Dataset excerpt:
━━━━━━━━

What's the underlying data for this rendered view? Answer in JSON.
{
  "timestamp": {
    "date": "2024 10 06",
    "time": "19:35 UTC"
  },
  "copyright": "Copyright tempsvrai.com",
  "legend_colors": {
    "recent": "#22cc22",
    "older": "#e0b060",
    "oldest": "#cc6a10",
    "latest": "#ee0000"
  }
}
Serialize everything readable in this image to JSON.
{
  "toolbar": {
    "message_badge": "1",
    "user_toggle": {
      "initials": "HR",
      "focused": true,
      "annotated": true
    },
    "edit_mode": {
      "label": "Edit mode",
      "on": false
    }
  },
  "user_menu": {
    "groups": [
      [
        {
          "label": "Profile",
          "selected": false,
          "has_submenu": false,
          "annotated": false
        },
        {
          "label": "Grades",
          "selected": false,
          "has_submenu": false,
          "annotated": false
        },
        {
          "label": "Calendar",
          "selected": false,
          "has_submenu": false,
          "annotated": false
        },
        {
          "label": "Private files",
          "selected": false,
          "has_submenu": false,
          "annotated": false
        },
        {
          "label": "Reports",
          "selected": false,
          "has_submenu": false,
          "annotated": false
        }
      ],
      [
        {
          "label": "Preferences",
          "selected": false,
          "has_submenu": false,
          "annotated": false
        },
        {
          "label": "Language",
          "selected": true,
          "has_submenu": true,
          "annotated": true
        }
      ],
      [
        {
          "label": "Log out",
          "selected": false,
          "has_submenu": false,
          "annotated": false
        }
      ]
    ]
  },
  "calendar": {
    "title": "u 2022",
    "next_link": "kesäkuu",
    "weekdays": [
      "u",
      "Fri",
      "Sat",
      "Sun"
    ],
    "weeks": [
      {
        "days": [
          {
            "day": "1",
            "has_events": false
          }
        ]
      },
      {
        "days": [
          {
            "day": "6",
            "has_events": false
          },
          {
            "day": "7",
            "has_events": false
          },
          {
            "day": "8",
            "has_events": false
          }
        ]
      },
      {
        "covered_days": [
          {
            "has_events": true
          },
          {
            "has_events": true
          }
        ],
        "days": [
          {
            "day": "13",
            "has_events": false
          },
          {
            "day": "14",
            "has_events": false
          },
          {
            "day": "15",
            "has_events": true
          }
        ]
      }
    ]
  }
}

━━━━━━━━

[TASK BRIEF]
From the records above, copy every line that holds the word "this".

[THE ANSWER]
What's the underlying data for this rendered view? Answer in JSON.
Serialize everything readable in this image to JSON.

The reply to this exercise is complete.